**What is required**
In the copy, keep every record exact and leave out all images.

**Task input**
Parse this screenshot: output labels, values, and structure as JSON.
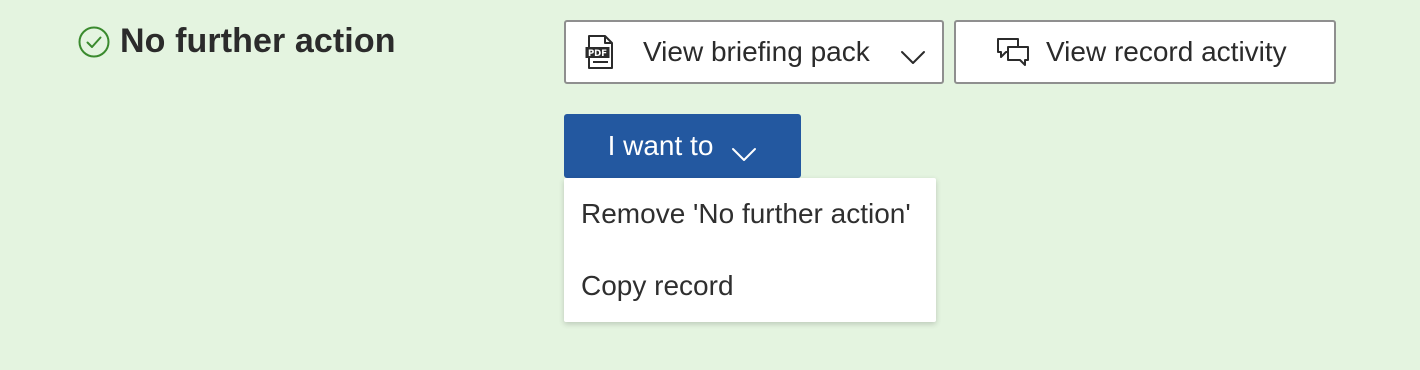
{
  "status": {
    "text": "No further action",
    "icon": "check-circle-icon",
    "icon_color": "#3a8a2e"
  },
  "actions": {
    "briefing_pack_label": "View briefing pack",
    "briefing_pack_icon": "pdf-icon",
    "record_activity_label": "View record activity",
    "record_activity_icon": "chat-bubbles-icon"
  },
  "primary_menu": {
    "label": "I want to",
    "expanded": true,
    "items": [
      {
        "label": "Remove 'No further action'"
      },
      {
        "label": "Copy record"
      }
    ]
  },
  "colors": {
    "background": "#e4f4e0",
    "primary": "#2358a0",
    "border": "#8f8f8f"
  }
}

**Worked solution**
Parse this screenshot: output labels, values, and structure as JSON.
{
  "status": {
    "text": "No further action",
    "icon": "check-circle-icon",
    "icon_color": "#3a8a2e"
  },
  "actions": {
    "briefing_pack_label": "View briefing pack",
    "briefing_pack_icon": "pdf-icon",
    "record_activity_label": "View record activity",
    "record_activity_icon": "chat-bubbles-icon"
  },
  "primary_menu": {
    "label": "I want to",
    "expanded": true,
    "items": [
      {
        "label": "Remove 'No further action'"
      },
      {
        "label": "Copy record"
      }
    ]
  },
  "colors": {
    "background": "#e4f4e0",
    "primary": "#2358a0",
    "border": "#8f8f8f"
  }
}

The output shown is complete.